Page content transcription data:
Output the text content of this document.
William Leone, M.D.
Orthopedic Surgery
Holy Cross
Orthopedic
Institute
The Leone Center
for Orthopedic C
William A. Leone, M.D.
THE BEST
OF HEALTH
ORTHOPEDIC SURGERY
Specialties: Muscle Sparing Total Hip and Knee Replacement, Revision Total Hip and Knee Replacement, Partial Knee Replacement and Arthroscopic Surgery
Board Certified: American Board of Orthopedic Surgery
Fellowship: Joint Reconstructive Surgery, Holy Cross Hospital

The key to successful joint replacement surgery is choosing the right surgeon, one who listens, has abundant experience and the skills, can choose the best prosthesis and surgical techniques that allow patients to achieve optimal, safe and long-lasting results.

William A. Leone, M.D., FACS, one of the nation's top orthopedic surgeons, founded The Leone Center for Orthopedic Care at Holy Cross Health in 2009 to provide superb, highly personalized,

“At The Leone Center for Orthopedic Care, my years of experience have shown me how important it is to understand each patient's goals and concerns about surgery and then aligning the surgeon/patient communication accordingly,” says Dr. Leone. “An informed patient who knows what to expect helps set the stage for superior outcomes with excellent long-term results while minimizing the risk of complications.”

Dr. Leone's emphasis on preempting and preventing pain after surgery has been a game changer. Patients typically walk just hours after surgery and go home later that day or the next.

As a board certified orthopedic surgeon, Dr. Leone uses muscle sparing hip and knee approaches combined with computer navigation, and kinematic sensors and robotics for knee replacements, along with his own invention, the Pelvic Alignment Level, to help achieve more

- Problem requirements: An exact copy of every record is needed.

- Exercise result:
Output the text content of this document.
William Leone, M.D.
Orthopedic Surgery
Holy Cross
Orthopedic
Institute
The Leone Center
for Orthopedic C
William A. Leone, M.D.
THE BEST
OF HEALTH
ORTHOPEDIC SURGERY
Specialties: Muscle Sparing Total Hip and Knee Replacement, Revision Total Hip and Knee Replacement, Partial Knee Replacement and Arthroscopic Surgery
Board Certified: American Board of Orthopedic Surgery
Fellowship: Joint Reconstructive Surgery, Holy Cross Hospital

The key to successful joint replacement surgery is choosing the right surgeon, one who listens, has abundant experience and the skills, can choose the best prosthesis and surgical techniques that allow patients to achieve optimal, safe and long-lasting results.

William A. Leone, M.D., FACS, one of the nation's top orthopedic surgeons, founded The Leone Center for Orthopedic Care at Holy Cross Health in 2009 to provide superb, highly personalized,

“At The Leone Center for Orthopedic Care, my years of experience have shown me how important it is to understand each patient's goals and concerns about surgery and then aligning the surgeon/patient communication accordingly,” says Dr. Leone. “An informed patient who knows what to expect helps set the stage for superior outcomes with excellent long-term results while minimizing the risk of complications.”

Dr. Leone's emphasis on preempting and preventing pain after surgery has been a game changer. Patients typically walk just hours after surgery and go home later that day or the next.

As a board certified orthopedic surgeon, Dr. Leone uses muscle sparing hip and knee approaches combined with computer navigation, and kinematic sensors and robotics for knee replacements, along with his own invention, the Pelvic Alignment Level, to help achieve more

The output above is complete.